» Exercise goal
In the data below, which lines contain "μmol"? List them by copying each one.

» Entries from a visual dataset
┌────────
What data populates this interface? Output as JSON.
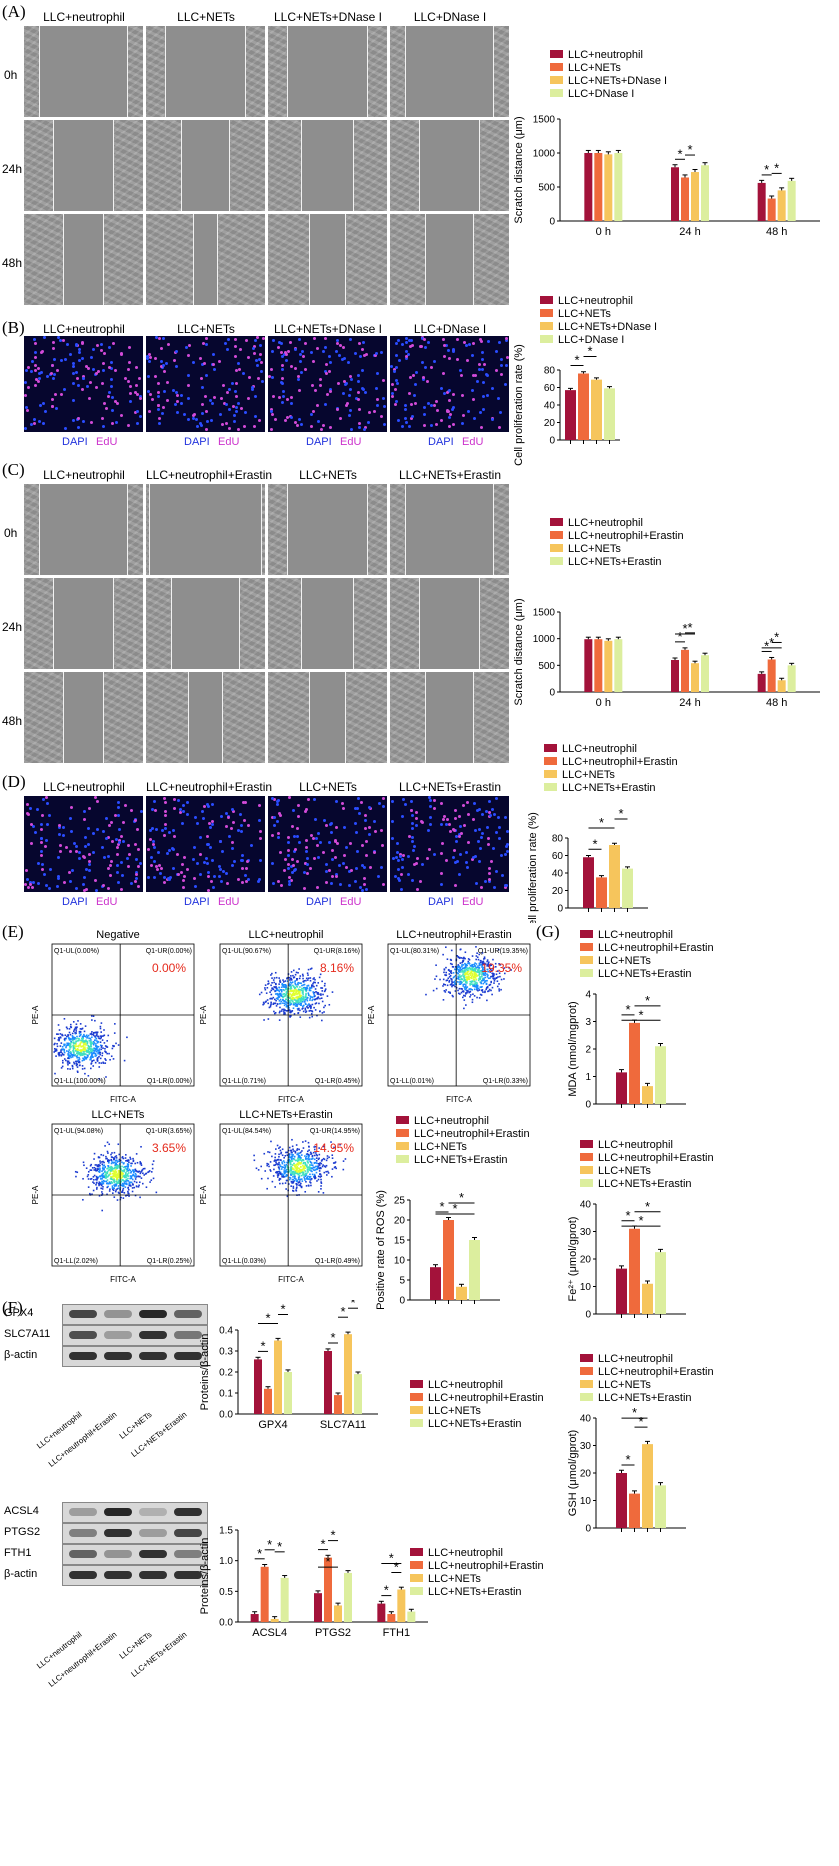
{
  "colors": {
    "c1": "#a3123a",
    "c2": "#ef6a3c",
    "c3": "#f6c55c",
    "c4": "#dcee9e"
  },
  "panelA": {
    "label": "(A)",
    "groups": [
      "LLC+neutrophil",
      "LLC+NETs",
      "LLC+NETs+DNase I",
      "LLC+DNase I"
    ],
    "times": [
      "0h",
      "24h",
      "48h"
    ]
  },
  "panelB": {
    "label": "(B)",
    "groups": [
      "LLC+neutrophil",
      "LLC+NETs",
      "LLC+NETs+DNase I",
      "LLC+DNase I"
    ],
    "dapi": "DAPI",
    "edu": "EdU"
  },
  "panelC": {
    "label": "(C)",
    "groups": [
      "LLC+neutrophil",
      "LLC+neutrophil+Erastin",
      "LLC+NETs",
      "LLC+NETs+Erastin"
    ],
    "times": [
      "0h",
      "24h",
      "48h"
    ]
  },
  "panelD": {
    "label": "(D)",
    "groups": [
      "LLC+neutrophil",
      "LLC+neutrophil+Erastin",
      "LLC+NETs",
      "LLC+NETs+Erastin"
    ],
    "dapi": "DAPI",
    "edu": "EdU"
  },
  "panelE": {
    "label": "(E)",
    "plots": [
      {
        "title": "Negative",
        "ul": "Q1-UL(0.00%)",
        "ur": "Q1-UR(0.00%)",
        "ll": "Q1-LL(100.00%)",
        "lr": "Q1-LR(0.00%)",
        "pct": "0.00%"
      },
      {
        "title": "LLC+neutrophil",
        "ul": "Q1-UL(90.67%)",
        "ur": "Q1-UR(8.16%)",
        "ll": "Q1-LL(0.71%)",
        "lr": "Q1-LR(0.45%)",
        "pct": "8.16%"
      },
      {
        "title": "LLC+neutrophil+Erastin",
        "ul": "Q1-UL(80.31%)",
        "ur": "Q1-UR(19.35%)",
        "ll": "Q1-LL(0.01%)",
        "lr": "Q1-LR(0.33%)",
        "pct": "19.35%"
      },
      {
        "title": "LLC+NETs",
        "ul": "Q1-UL(94.08%)",
        "ur": "Q1-UR(3.65%)",
        "ll": "Q1-LL(2.02%)",
        "lr": "Q1-LR(0.25%)",
        "pct": "3.65%"
      },
      {
        "title": "LLC+NETs+Erastin",
        "ul": "Q1-UL(84.54%)",
        "ur": "Q1-UR(14.95%)",
        "ll": "Q1-LL(0.03%)",
        "lr": "Q1-LR(0.49%)",
        "pct": "14.95%"
      }
    ],
    "xaxis": "FITC-A",
    "yaxis": "PE-A"
  },
  "panelF": {
    "label": "(F)",
    "blot1": [
      "GPX4",
      "SLC7A11",
      "β-actin"
    ],
    "blot2": [
      "ACSL4",
      "PTGS2",
      "FTH1",
      "β-actin"
    ],
    "lanes": [
      "LLC+neutrophil",
      "LLC+neutrophil+Erastin",
      "LLC+NETs",
      "LLC+NETs+Erastin"
    ]
  },
  "panelG": {
    "label": "(G)"
  },
  "chart_data": [
    {
      "id": "A-scratch",
      "type": "bar",
      "categories": [
        "0 h",
        "24 h",
        "48 h"
      ],
      "ylabel": "Scratch distance (μm)",
      "ylim": [
        0,
        1500
      ],
      "yticks": [
        0,
        500,
        1000,
        1500
      ],
      "series": [
        {
          "name": "LLC+neutrophil",
          "values": [
            1000,
            790,
            560
          ]
        },
        {
          "name": "LLC+NETs",
          "values": [
            1000,
            640,
            330
          ]
        },
        {
          "name": "LLC+NETs+DNase I",
          "values": [
            980,
            720,
            450
          ]
        },
        {
          "name": "LLC+DNase I",
          "values": [
            1000,
            820,
            590
          ]
        }
      ],
      "legend": "top-right"
    },
    {
      "id": "B-prolif",
      "type": "bar",
      "categories": [
        ""
      ],
      "ylabel": "Cell proliferation rate (%)",
      "ylim": [
        0,
        80
      ],
      "yticks": [
        0,
        20,
        40,
        60,
        80
      ],
      "series": [
        {
          "name": "LLC+neutrophil",
          "values": [
            57
          ]
        },
        {
          "name": "LLC+NETs",
          "values": [
            76
          ]
        },
        {
          "name": "LLC+NETs+DNase I",
          "values": [
            69
          ]
        },
        {
          "name": "LLC+DNase I",
          "values": [
            59
          ]
        }
      ]
    },
    {
      "id": "C-scratch",
      "type": "bar",
      "categories": [
        "0 h",
        "24 h",
        "48 h"
      ],
      "ylabel": "Scratch distance (μm)",
      "ylim": [
        0,
        1500
      ],
      "yticks": [
        0,
        500,
        1000,
        1500
      ],
      "series": [
        {
          "name": "LLC+neutrophil",
          "values": [
            990,
            600,
            340
          ]
        },
        {
          "name": "LLC+neutrophil+Erastin",
          "values": [
            990,
            790,
            610
          ]
        },
        {
          "name": "LLC+NETs",
          "values": [
            960,
            540,
            220
          ]
        },
        {
          "name": "LLC+NETs+Erastin",
          "values": [
            990,
            690,
            500
          ]
        }
      ]
    },
    {
      "id": "D-prolif",
      "type": "bar",
      "categories": [
        ""
      ],
      "ylabel": "Cell proliferation rate (%)",
      "ylim": [
        0,
        80
      ],
      "yticks": [
        0,
        20,
        40,
        60,
        80
      ],
      "series": [
        {
          "name": "LLC+neutrophil",
          "values": [
            58
          ]
        },
        {
          "name": "LLC+neutrophil+Erastin",
          "values": [
            35
          ]
        },
        {
          "name": "LLC+NETs",
          "values": [
            72
          ]
        },
        {
          "name": "LLC+NETs+Erastin",
          "values": [
            45
          ]
        }
      ]
    },
    {
      "id": "E-ros",
      "type": "bar",
      "categories": [
        ""
      ],
      "ylabel": "Positive rate of ROS (%)",
      "ylim": [
        0,
        25
      ],
      "yticks": [
        0,
        5,
        10,
        15,
        20,
        25
      ],
      "series": [
        {
          "name": "LLC+neutrophil",
          "values": [
            8.2
          ]
        },
        {
          "name": "LLC+neutrophil+Erastin",
          "values": [
            20
          ]
        },
        {
          "name": "LLC+NETs",
          "values": [
            3.3
          ]
        },
        {
          "name": "LLC+NETs+Erastin",
          "values": [
            15
          ]
        }
      ]
    },
    {
      "id": "F-wb1",
      "type": "bar",
      "categories": [
        "GPX4",
        "SLC7A11"
      ],
      "ylabel": "Proteins/β-actin",
      "ylim": [
        0,
        0.4
      ],
      "yticks": [
        0.0,
        0.1,
        0.2,
        0.3,
        0.4
      ],
      "series": [
        {
          "name": "LLC+neutrophil",
          "values": [
            0.26,
            0.3
          ]
        },
        {
          "name": "LLC+neutrophil+Erastin",
          "values": [
            0.12,
            0.09
          ]
        },
        {
          "name": "LLC+NETs",
          "values": [
            0.35,
            0.38
          ]
        },
        {
          "name": "LLC+NETs+Erastin",
          "values": [
            0.2,
            0.19
          ]
        }
      ]
    },
    {
      "id": "F-wb2",
      "type": "bar",
      "categories": [
        "ACSL4",
        "PTGS2",
        "FTH1"
      ],
      "ylabel": "Proteins/β-actin",
      "ylim": [
        0,
        1.5
      ],
      "yticks": [
        0.0,
        0.5,
        1.0,
        1.5
      ],
      "series": [
        {
          "name": "LLC+neutrophil",
          "values": [
            0.13,
            0.47,
            0.3
          ]
        },
        {
          "name": "LLC+neutrophil+Erastin",
          "values": [
            0.9,
            1.05,
            0.13
          ]
        },
        {
          "name": "LLC+NETs",
          "values": [
            0.05,
            0.27,
            0.53
          ]
        },
        {
          "name": "LLC+NETs+Erastin",
          "values": [
            0.72,
            0.8,
            0.17
          ]
        }
      ]
    },
    {
      "id": "G-mda",
      "type": "bar",
      "categories": [
        ""
      ],
      "ylabel": "MDA (nmol/mgprot)",
      "ylim": [
        0,
        4
      ],
      "yticks": [
        0,
        1,
        2,
        3,
        4
      ],
      "series": [
        {
          "name": "LLC+neutrophil",
          "values": [
            1.15
          ]
        },
        {
          "name": "LLC+neutrophil+Erastin",
          "values": [
            2.95
          ]
        },
        {
          "name": "LLC+NETs",
          "values": [
            0.65
          ]
        },
        {
          "name": "LLC+NETs+Erastin",
          "values": [
            2.1
          ]
        }
      ]
    },
    {
      "id": "G-fe",
      "type": "bar",
      "categories": [
        ""
      ],
      "ylabel": "Fe²⁺ (μmol/gprot)",
      "ylim": [
        0,
        40
      ],
      "yticks": [
        0,
        10,
        20,
        30,
        40
      ],
      "series": [
        {
          "name": "LLC+neutrophil",
          "values": [
            16.5
          ]
        },
        {
          "name": "LLC+neutrophil+Erastin",
          "values": [
            31
          ]
        },
        {
          "name": "LLC+NETs",
          "values": [
            11
          ]
        },
        {
          "name": "LLC+NETs+Erastin",
          "values": [
            22.5
          ]
        }
      ]
    },
    {
      "id": "G-gsh",
      "type": "bar",
      "categories": [
        ""
      ],
      "ylabel": "GSH (μmol/gprot)",
      "ylim": [
        0,
        40
      ],
      "yticks": [
        0,
        10,
        20,
        30,
        40
      ],
      "series": [
        {
          "name": "LLC+neutrophil",
          "values": [
            20
          ]
        },
        {
          "name": "LLC+neutrophil+Erastin",
          "values": [
            12.5
          ]
        },
        {
          "name": "LLC+NETs",
          "values": [
            30.5
          ]
        },
        {
          "name": "LLC+NETs+Erastin",
          "values": [
            15.5
          ]
        }
      ]
    }
  ]
}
└────────
» Result
      "ylabel": "Fe²⁺ (μmol/gprot)",
      "ylabel": "GSH (μmol/gprot)",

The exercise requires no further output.